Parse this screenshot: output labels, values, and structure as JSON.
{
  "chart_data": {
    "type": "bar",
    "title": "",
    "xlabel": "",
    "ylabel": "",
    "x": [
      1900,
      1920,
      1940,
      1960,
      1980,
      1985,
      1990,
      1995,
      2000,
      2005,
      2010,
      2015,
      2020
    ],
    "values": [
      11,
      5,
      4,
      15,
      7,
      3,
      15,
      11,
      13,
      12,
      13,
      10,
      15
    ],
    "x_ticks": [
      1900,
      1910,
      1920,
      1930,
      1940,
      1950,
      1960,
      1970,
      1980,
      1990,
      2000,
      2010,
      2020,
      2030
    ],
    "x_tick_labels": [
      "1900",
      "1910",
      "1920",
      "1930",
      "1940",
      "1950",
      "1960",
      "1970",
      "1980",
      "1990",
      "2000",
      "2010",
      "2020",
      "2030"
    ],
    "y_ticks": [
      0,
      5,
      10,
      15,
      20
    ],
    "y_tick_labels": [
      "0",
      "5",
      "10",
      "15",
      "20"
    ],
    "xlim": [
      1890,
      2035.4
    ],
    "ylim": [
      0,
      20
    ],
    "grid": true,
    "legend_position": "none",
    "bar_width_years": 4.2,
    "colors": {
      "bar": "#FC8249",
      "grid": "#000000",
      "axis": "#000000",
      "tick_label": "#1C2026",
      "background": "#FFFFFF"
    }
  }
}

- _SHORT PROBLEM_
Pick out all the lines with the word "values" in them and copy them.

- _TASK SOLUTION_
Parse this screenshot: output labels, values, and structure as JSON.
    "values": [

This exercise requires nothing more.